Write out each line in which the string "Фильтр" is present.

## BEGIN Task inputs

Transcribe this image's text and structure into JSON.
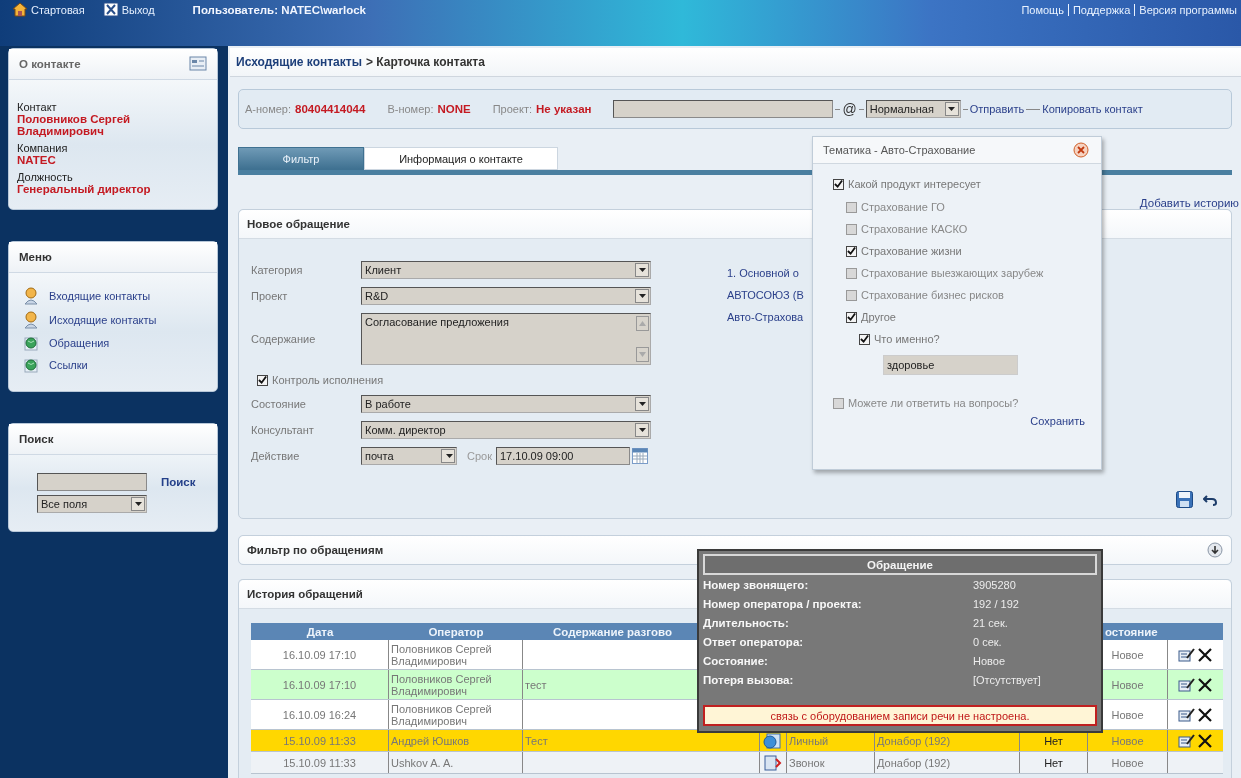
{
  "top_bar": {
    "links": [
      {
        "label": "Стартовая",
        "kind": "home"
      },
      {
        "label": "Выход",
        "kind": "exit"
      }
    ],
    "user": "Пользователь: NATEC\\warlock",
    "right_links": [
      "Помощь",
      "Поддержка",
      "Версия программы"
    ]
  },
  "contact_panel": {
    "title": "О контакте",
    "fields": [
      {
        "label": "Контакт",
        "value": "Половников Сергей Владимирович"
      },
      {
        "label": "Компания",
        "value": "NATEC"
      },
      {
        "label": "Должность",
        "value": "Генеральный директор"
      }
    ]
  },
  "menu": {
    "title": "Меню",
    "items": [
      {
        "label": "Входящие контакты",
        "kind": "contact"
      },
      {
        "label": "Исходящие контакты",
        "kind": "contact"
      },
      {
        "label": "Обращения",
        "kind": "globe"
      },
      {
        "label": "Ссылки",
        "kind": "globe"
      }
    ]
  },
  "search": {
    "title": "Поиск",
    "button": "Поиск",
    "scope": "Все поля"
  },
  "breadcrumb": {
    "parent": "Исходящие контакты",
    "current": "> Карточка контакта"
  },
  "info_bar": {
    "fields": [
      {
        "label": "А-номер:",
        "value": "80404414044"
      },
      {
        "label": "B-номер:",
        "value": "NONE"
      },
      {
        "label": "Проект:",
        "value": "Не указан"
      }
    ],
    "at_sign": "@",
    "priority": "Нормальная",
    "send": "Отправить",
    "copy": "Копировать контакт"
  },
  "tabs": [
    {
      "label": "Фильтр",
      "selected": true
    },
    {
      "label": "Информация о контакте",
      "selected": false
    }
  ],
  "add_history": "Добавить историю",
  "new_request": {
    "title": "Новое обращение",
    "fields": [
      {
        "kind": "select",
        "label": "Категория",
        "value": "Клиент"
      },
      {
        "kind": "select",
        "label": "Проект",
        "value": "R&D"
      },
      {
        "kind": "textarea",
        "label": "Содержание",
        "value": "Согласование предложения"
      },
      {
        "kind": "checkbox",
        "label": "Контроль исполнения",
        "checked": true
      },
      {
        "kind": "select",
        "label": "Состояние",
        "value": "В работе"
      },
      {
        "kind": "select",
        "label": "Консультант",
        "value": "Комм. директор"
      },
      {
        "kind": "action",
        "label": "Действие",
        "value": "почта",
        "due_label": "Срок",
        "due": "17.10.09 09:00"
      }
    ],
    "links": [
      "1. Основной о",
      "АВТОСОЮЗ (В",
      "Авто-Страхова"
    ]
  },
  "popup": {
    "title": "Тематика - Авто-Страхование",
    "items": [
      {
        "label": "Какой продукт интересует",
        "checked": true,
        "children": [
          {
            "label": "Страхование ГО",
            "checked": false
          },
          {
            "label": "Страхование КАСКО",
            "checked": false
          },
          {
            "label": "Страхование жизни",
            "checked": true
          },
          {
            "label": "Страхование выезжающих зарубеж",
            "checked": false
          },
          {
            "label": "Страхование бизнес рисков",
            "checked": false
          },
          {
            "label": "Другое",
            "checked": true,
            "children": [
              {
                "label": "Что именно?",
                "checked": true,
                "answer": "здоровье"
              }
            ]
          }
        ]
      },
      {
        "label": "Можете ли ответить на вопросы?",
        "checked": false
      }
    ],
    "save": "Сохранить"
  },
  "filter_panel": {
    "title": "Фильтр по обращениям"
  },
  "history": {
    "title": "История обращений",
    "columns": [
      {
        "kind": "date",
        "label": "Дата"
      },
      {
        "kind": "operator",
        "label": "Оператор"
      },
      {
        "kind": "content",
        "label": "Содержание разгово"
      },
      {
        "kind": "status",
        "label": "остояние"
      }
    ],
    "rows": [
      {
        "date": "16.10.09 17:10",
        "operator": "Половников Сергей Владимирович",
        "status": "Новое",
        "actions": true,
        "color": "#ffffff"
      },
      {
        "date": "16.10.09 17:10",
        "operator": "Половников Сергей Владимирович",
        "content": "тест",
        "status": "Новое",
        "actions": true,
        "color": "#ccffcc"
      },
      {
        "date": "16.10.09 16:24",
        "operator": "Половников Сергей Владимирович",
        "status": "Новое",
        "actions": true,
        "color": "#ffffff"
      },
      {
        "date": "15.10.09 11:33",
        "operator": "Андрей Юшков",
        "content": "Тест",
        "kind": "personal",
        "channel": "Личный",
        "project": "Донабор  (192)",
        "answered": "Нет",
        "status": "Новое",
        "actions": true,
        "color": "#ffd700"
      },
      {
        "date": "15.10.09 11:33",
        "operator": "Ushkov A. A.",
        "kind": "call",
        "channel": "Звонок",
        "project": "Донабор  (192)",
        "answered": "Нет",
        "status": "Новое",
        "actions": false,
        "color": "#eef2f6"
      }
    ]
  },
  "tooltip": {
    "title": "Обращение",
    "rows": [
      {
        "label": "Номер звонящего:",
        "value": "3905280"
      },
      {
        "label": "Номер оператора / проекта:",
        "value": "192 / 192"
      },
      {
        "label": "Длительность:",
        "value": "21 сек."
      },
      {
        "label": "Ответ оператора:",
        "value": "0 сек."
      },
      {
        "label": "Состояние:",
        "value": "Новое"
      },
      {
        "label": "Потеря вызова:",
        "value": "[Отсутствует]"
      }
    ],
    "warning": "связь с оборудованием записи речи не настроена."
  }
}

## END Task inputs
## BEGIN Task inputs

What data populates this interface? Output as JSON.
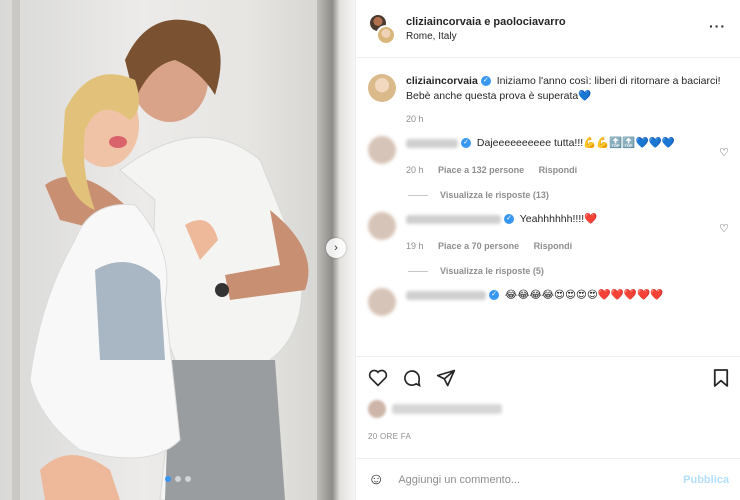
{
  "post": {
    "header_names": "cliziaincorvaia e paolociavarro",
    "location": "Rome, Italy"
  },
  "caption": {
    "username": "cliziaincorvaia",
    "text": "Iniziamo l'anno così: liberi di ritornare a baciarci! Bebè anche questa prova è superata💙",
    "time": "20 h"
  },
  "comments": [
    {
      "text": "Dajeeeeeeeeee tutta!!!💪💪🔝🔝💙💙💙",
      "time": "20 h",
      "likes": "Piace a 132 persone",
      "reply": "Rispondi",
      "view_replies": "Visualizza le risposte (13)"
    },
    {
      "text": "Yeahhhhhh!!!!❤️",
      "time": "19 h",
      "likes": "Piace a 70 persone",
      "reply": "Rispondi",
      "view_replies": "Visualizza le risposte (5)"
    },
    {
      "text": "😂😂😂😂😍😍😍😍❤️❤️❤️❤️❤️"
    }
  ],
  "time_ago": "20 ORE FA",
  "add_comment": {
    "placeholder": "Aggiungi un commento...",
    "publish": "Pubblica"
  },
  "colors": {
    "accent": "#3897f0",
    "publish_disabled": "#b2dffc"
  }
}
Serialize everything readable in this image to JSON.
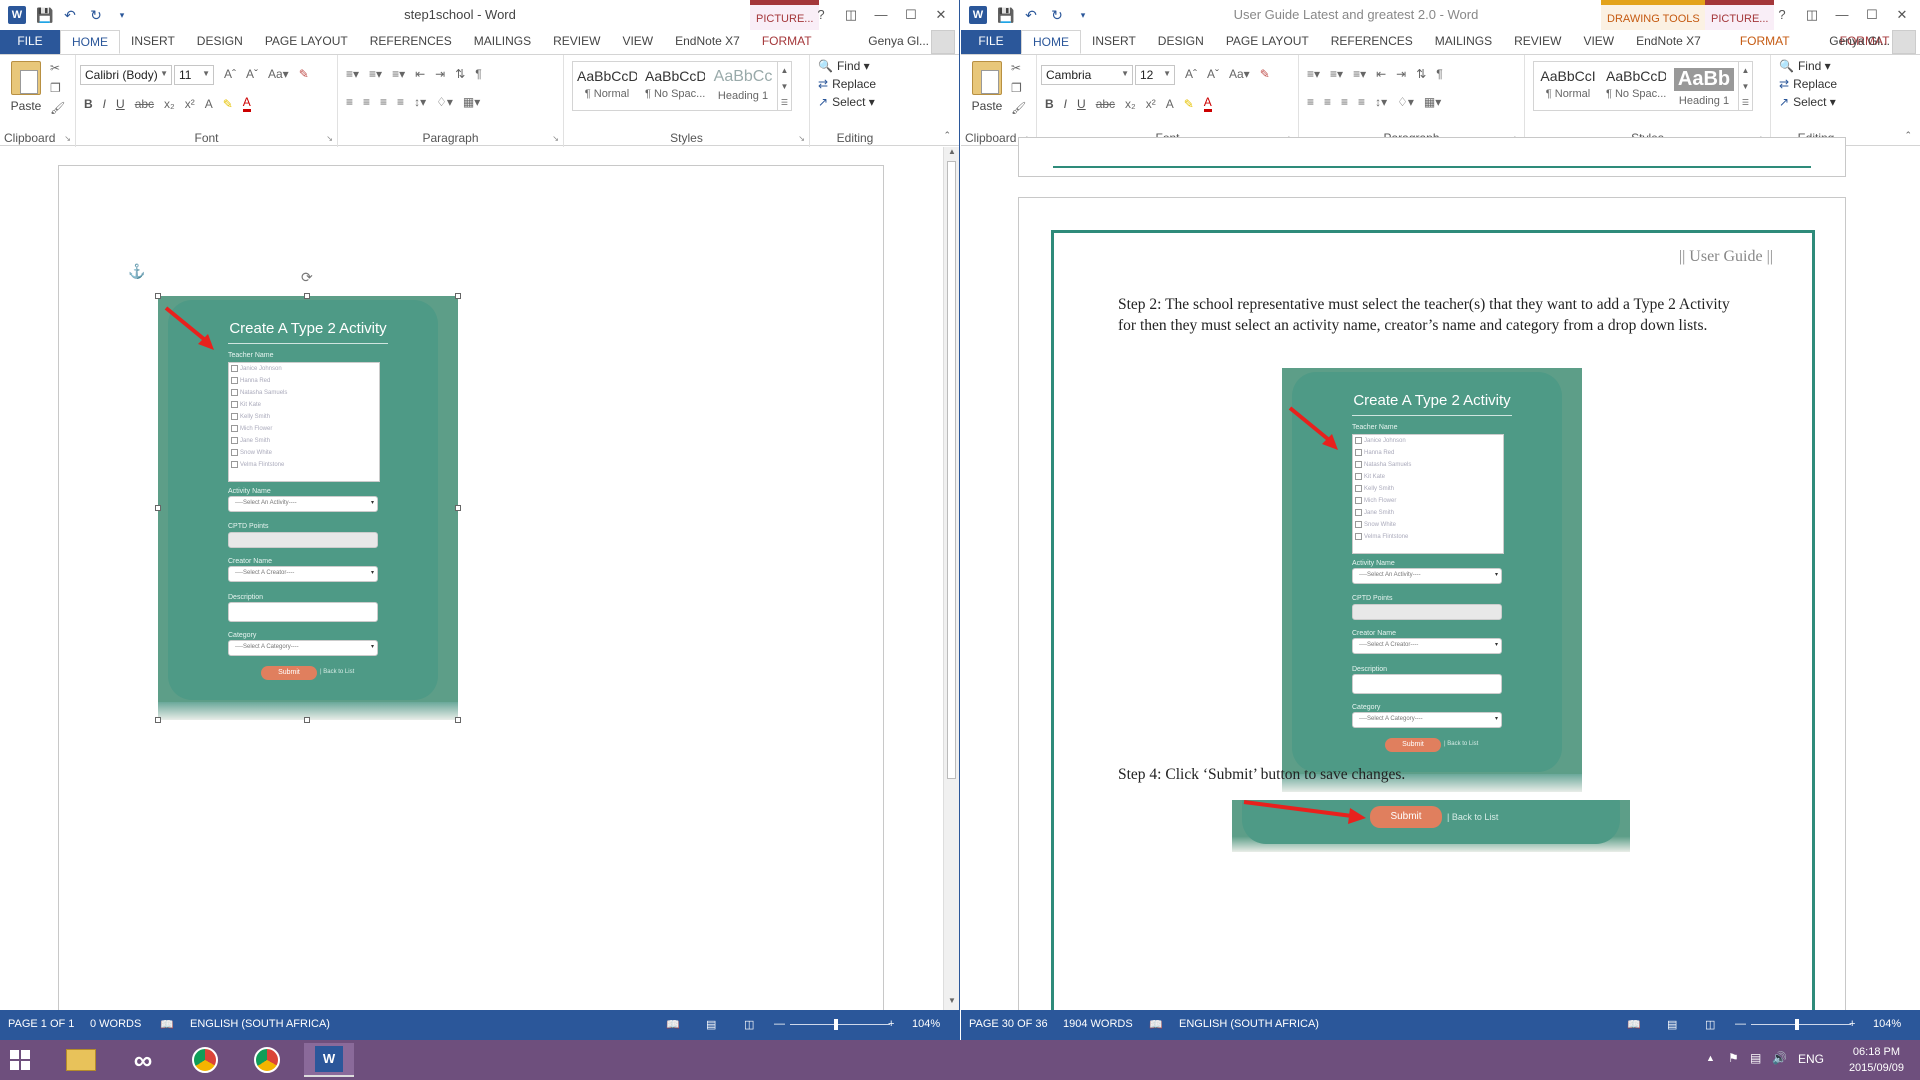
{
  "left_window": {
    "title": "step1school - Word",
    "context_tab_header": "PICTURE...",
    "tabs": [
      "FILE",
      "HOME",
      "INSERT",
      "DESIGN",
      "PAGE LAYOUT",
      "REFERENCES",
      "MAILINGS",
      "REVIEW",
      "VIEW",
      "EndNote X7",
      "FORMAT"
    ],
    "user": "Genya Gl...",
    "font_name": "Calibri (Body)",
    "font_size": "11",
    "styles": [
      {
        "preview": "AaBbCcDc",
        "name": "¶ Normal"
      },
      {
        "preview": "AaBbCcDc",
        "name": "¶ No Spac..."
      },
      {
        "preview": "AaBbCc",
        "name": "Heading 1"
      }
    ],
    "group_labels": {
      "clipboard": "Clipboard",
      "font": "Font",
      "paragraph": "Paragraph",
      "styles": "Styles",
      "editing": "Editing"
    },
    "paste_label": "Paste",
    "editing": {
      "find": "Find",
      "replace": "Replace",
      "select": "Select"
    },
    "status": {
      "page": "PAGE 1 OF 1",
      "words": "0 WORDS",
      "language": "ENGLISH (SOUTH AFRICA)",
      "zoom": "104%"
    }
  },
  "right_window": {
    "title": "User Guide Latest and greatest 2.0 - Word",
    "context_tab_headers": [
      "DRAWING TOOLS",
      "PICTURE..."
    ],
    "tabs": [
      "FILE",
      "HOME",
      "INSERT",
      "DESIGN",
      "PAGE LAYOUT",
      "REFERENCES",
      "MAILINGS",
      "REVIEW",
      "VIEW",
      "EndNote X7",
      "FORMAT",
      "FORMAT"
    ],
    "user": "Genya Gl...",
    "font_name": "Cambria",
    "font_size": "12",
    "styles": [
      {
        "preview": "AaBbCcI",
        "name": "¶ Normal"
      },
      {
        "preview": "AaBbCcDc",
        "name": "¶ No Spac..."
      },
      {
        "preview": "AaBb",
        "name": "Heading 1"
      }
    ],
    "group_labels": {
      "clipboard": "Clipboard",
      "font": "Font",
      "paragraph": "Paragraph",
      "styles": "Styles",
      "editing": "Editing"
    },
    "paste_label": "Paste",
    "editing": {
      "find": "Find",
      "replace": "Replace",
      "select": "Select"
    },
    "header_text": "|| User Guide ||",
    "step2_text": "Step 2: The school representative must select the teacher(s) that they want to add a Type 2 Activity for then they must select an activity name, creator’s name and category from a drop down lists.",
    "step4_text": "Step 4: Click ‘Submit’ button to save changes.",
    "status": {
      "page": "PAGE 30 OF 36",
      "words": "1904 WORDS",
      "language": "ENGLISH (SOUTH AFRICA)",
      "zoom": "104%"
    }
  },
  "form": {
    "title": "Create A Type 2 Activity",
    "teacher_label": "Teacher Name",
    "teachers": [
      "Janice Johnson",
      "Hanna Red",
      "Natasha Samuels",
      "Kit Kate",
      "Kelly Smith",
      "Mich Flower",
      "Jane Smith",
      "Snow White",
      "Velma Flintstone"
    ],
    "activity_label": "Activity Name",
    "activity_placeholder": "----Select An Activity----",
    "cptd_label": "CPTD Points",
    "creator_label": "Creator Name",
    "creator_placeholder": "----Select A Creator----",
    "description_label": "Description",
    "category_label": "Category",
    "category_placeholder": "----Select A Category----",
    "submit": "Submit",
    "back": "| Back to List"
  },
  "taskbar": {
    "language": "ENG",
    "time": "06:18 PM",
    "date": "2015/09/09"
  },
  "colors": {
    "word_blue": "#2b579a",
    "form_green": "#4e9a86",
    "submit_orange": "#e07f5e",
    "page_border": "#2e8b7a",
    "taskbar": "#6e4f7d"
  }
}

## END Task inputs

== Solution for this problem ==
      "label": "Фильтр",
    "title": "Фильтр по обращениям"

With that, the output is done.